* **Tarefa escrita**
Pode redigitar, sem alterar nada, as linhas da listagem que vão do início até a linha que contém "- field-label: Roles: [664, 351, 686, 360]", incluindo as duas pontas?

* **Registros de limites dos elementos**
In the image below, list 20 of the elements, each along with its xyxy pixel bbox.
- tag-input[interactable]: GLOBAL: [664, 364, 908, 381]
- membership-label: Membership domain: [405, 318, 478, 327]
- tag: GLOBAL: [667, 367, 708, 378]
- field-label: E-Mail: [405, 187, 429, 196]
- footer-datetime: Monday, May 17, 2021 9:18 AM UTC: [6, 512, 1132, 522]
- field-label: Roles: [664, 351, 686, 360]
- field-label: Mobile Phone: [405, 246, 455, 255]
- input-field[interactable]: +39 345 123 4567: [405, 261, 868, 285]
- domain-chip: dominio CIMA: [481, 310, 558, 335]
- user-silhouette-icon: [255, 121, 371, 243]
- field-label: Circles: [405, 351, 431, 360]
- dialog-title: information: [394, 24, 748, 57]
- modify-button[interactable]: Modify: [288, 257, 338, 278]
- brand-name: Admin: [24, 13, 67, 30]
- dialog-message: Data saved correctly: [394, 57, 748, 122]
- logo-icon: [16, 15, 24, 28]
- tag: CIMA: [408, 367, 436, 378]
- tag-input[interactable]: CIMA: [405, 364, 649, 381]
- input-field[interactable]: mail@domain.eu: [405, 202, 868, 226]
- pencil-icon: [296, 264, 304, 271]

* **Resultado do exercício**
In the image below, list 20 of the elements, each along with its xyxy pixel bbox.
- tag-input[interactable]: GLOBAL: [664, 364, 908, 381]
- membership-label: Membership domain: [405, 318, 478, 327]
- tag: GLOBAL: [667, 367, 708, 378]
- field-label: E-Mail: [405, 187, 429, 196]
- footer-datetime: Monday, May 17, 2021 9:18 AM UTC: [6, 512, 1132, 522]
- field-label: Roles: [664, 351, 686, 360]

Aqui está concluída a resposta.